--- Data for this task ---

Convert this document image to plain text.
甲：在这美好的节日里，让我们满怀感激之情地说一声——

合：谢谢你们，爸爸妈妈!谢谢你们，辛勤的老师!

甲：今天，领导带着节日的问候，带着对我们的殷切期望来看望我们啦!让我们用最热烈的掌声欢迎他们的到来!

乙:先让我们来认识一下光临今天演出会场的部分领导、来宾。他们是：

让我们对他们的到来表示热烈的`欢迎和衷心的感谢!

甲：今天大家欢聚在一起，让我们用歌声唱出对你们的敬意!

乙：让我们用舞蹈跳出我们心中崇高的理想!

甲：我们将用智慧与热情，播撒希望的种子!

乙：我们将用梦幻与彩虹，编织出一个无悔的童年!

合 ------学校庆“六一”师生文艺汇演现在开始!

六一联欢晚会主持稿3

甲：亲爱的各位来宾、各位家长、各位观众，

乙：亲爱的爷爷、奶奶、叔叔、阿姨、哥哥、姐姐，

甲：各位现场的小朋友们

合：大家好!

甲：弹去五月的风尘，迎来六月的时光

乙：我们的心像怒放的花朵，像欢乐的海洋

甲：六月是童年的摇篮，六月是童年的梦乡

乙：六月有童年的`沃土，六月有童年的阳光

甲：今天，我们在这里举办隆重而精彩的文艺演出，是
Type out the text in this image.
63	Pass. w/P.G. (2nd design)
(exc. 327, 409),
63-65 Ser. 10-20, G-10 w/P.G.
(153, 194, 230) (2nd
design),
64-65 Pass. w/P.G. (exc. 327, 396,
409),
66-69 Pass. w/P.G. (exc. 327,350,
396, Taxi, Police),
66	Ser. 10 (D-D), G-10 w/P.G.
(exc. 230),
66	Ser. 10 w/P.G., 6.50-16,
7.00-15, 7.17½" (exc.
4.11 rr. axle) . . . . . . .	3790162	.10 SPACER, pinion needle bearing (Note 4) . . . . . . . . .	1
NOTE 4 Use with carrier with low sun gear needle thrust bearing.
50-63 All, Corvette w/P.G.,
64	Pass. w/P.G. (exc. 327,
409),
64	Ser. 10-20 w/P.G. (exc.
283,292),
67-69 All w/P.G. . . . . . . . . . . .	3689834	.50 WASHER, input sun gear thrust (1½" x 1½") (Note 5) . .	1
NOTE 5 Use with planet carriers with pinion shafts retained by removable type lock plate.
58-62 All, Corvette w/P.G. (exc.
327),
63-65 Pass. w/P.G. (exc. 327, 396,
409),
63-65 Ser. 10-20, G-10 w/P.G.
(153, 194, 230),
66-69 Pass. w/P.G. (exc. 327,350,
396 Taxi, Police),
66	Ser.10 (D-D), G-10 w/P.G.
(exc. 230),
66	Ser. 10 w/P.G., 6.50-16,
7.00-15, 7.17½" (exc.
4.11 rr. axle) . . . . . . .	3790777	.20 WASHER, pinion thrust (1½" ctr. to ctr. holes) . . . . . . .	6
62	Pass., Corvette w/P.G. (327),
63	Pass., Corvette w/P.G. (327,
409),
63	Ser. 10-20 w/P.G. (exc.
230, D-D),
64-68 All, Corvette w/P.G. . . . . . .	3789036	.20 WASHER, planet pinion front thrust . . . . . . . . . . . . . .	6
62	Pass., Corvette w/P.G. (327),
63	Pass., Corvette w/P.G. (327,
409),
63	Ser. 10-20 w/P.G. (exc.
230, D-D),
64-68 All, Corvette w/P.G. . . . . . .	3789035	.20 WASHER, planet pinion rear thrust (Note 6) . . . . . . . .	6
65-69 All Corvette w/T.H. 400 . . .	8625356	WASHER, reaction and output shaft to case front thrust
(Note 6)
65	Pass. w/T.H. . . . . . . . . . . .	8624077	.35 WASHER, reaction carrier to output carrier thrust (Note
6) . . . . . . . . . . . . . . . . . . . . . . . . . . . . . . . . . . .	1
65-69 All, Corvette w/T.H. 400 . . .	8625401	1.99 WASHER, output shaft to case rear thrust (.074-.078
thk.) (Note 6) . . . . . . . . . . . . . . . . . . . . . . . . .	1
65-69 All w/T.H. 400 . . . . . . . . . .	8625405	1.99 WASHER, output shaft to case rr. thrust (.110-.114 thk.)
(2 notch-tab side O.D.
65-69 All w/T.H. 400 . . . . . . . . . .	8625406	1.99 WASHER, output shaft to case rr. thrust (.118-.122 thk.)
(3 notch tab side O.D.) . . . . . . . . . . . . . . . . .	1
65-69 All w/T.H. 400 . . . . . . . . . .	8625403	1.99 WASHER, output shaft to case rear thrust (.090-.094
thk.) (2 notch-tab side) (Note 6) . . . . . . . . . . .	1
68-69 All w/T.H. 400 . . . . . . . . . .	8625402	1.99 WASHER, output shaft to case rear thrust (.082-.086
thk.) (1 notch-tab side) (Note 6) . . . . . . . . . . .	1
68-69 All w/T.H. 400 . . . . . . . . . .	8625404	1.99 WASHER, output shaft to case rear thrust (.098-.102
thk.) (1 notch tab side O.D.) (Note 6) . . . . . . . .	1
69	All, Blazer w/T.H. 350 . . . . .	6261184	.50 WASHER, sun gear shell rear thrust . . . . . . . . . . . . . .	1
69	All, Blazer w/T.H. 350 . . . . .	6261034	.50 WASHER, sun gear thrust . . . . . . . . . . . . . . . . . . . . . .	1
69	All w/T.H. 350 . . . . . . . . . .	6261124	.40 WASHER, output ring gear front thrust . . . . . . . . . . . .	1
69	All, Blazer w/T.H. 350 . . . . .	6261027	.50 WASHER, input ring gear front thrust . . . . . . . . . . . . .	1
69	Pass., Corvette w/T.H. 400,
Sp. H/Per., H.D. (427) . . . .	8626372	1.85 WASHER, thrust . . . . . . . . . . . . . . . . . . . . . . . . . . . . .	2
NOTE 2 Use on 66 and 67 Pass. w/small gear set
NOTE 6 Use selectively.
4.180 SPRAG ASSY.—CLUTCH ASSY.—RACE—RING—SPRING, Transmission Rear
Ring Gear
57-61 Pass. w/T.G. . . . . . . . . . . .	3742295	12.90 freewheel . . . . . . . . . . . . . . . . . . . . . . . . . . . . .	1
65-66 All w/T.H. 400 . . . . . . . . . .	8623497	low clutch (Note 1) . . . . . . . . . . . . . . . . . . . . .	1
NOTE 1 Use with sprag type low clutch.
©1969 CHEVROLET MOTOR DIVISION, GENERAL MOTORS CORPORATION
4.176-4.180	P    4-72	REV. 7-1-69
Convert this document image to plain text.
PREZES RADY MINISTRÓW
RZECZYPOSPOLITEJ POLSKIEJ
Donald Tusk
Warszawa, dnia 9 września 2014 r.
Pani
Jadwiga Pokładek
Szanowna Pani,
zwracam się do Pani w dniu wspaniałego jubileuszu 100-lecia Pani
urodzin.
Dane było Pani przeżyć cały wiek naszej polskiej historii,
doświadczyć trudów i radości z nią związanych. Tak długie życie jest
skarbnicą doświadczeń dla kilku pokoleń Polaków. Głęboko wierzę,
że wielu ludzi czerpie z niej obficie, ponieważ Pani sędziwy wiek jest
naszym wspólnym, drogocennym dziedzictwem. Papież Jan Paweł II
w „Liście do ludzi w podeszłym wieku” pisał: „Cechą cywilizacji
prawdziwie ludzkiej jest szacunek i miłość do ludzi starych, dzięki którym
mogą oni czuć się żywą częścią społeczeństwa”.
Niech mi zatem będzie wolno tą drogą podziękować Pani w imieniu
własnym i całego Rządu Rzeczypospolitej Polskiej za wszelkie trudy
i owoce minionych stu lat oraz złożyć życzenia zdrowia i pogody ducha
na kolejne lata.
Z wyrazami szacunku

---

# Problem statement:
Could you quote the material above in full, exactly as it stands?

# Result below:
Convert this document image to plain text.
甲：在这美好的节日里，让我们满怀感激之情地说一声——

合：谢谢你们，爸爸妈妈!谢谢你们，辛勤的老师!

甲：今天，领导带着节日的问候，带着对我们的殷切期望来看望我们啦!让我们用最热烈的掌声欢迎他们的到来!

乙:先让我们来认识一下光临今天演出会场的部分领导、来宾。他们是：

让我们对他们的到来表示热烈的`欢迎和衷心的感谢!

甲：今天大家欢聚在一起，让我们用歌声唱出对你们的敬意!

乙：让我们用舞蹈跳出我们心中崇高的理想!

甲：我们将用智慧与热情，播撒希望的种子!

乙：我们将用梦幻与彩虹，编织出一个无悔的童年!

合 ------学校庆“六一”师生文艺汇演现在开始!

六一联欢晚会主持稿3

甲：亲爱的各位来宾、各位家长、各位观众，

乙：亲爱的爷爷、奶奶、叔叔、阿姨、哥哥、姐姐，

甲：各位现场的小朋友们

合：大家好!

甲：弹去五月的风尘，迎来六月的时光

乙：我们的心像怒放的花朵，像欢乐的海洋

甲：六月是童年的摇篮，六月是童年的梦乡

乙：六月有童年的`沃土，六月有童年的阳光

甲：今天，我们在这里举办隆重而精彩的文艺演出，是
Type out the text in this image.
63	Pass. w/P.G. (2nd design)
(exc. 327, 409),
63-65 Ser. 10-20, G-10 w/P.G.
(153, 194, 230) (2nd
design),
64-65 Pass. w/P.G. (exc. 327, 396,
409),
66-69 Pass. w/P.G. (exc. 327,350,
396, Taxi, Police),
66	Ser. 10 (D-D), G-10 w/P.G.
(exc. 230),
66	Ser. 10 w/P.G., 6.50-16,
7.00-15, 7.17½" (exc.
4.11 rr. axle) . . . . . . .	3790162	.10 SPACER, pinion needle bearing (Note 4) . . . . . . . . .	1
NOTE 4 Use with carrier with low sun gear needle thrust bearing.
50-63 All, Corvette w/P.G.,
64	Pass. w/P.G. (exc. 327,
409),
64	Ser. 10-20 w/P.G. (exc.
283,292),
67-69 All w/P.G. . . . . . . . . . . .	3689834	.50 WASHER, input sun gear thrust (1½" x 1½") (Note 5) . .	1
NOTE 5 Use with planet carriers with pinion shafts retained by removable type lock plate.
58-62 All, Corvette w/P.G. (exc.
327),
63-65 Pass. w/P.G. (exc. 327, 396,
409),
63-65 Ser. 10-20, G-10 w/P.G.
(153, 194, 230),
66-69 Pass. w/P.G. (exc. 327,350,
396 Taxi, Police),
66	Ser.10 (D-D), G-10 w/P.G.
(exc. 230),
66	Ser. 10 w/P.G., 6.50-16,
7.00-15, 7.17½" (exc.
4.11 rr. axle) . . . . . . .	3790777	.20 WASHER, pinion thrust (1½" ctr. to ctr. holes) . . . . . . .	6
62	Pass., Corvette w/P.G. (327),
63	Pass., Corvette w/P.G. (327,
409),
63	Ser. 10-20 w/P.G. (exc.
230, D-D),
64-68 All, Corvette w/P.G. . . . . . .	3789036	.20 WASHER, planet pinion front thrust . . . . . . . . . . . . . .	6
62	Pass., Corvette w/P.G. (327),
63	Pass., Corvette w/P.G. (327,
409),
63	Ser. 10-20 w/P.G. (exc.
230, D-D),
64-68 All, Corvette w/P.G. . . . . . .	3789035	.20 WASHER, planet pinion rear thrust (Note 6) . . . . . . . .	6
65-69 All Corvette w/T.H. 400 . . .	8625356	WASHER, reaction and output shaft to case front thrust
(Note 6)
65	Pass. w/T.H. . . . . . . . . . . .	8624077	.35 WASHER, reaction carrier to output carrier thrust (Note
6) . . . . . . . . . . . . . . . . . . . . . . . . . . . . . . . . . . .	1
65-69 All, Corvette w/T.H. 400 . . .	8625401	1.99 WASHER, output shaft to case rear thrust (.074-.078
thk.) (Note 6) . . . . . . . . . . . . . . . . . . . . . . . . .	1
65-69 All w/T.H. 400 . . . . . . . . . .	8625405	1.99 WASHER, output shaft to case rr. thrust (.110-.114 thk.)
(2 notch-tab side O.D.
65-69 All w/T.H. 400 . . . . . . . . . .	8625406	1.99 WASHER, output shaft to case rr. thrust (.118-.122 thk.)
(3 notch tab side O.D.) . . . . . . . . . . . . . . . . .	1
65-69 All w/T.H. 400 . . . . . . . . . .	8625403	1.99 WASHER, output shaft to case rear thrust (.090-.094
thk.) (2 notch-tab side) (Note 6) . . . . . . . . . . .	1
68-69 All w/T.H. 400 . . . . . . . . . .	8625402	1.99 WASHER, output shaft to case rear thrust (.082-.086
thk.) (1 notch-tab side) (Note 6) . . . . . . . . . . .	1
68-69 All w/T.H. 400 . . . . . . . . . .	8625404	1.99 WASHER, output shaft to case rear thrust (.098-.102
thk.) (1 notch tab side O.D.) (Note 6) . . . . . . . .	1
69	All, Blazer w/T.H. 350 . . . . .	6261184	.50 WASHER, sun gear shell rear thrust . . . . . . . . . . . . . .	1
69	All, Blazer w/T.H. 350 . . . . .	6261034	.50 WASHER, sun gear thrust . . . . . . . . . . . . . . . . . . . . . .	1
69	All w/T.H. 350 . . . . . . . . . .	6261124	.40 WASHER, output ring gear front thrust . . . . . . . . . . . .	1
69	All, Blazer w/T.H. 350 . . . . .	6261027	.50 WASHER, input ring gear front thrust . . . . . . . . . . . . .	1
69	Pass., Corvette w/T.H. 400,
Sp. H/Per., H.D. (427) . . . .	8626372	1.85 WASHER, thrust . . . . . . . . . . . . . . . . . . . . . . . . . . . . .	2
NOTE 2 Use on 66 and 67 Pass. w/small gear set
NOTE 6 Use selectively.
4.180 SPRAG ASSY.—CLUTCH ASSY.—RACE—RING—SPRING, Transmission Rear
Ring Gear
57-61 Pass. w/T.G. . . . . . . . . . . .	3742295	12.90 freewheel . . . . . . . . . . . . . . . . . . . . . . . . . . . . .	1
65-66 All w/T.H. 400 . . . . . . . . . .	8623497	low clutch (Note 1) . . . . . . . . . . . . . . . . . . . . .	1
NOTE 1 Use with sprag type low clutch.
©1969 CHEVROLET MOTOR DIVISION, GENERAL MOTORS CORPORATION
4.176-4.180	P    4-72	REV. 7-1-69
Convert this document image to plain text.
PREZES RADY MINISTRÓW
RZECZYPOSPOLITEJ POLSKIEJ
Donald Tusk
Warszawa, dnia 9 września 2014 r.
Pani
Jadwiga Pokładek
Szanowna Pani,
zwracam się do Pani w dniu wspaniałego jubileuszu 100-lecia Pani
urodzin.
Dane było Pani przeżyć cały wiek naszej polskiej historii,
doświadczyć trudów i radości z nią związanych. Tak długie życie jest
skarbnicą doświadczeń dla kilku pokoleń Polaków. Głęboko wierzę,
że wielu ludzi czerpie z niej obficie, ponieważ Pani sędziwy wiek jest
naszym wspólnym, drogocennym dziedzictwem. Papież Jan Paweł II
w „Liście do ludzi w podeszłym wieku” pisał: „Cechą cywilizacji
prawdziwie ludzkiej jest szacunek i miłość do ludzi starych, dzięki którym
mogą oni czuć się żywą częścią społeczeństwa”.
Niech mi zatem będzie wolno tą drogą podziękować Pani w imieniu
własnym i całego Rządu Rzeczypospolitej Polskiej za wszelkie trudy
i owoce minionych stu lat oraz złożyć życzenia zdrowia i pogody ducha
na kolejne lata.
Z wyrazami szacunku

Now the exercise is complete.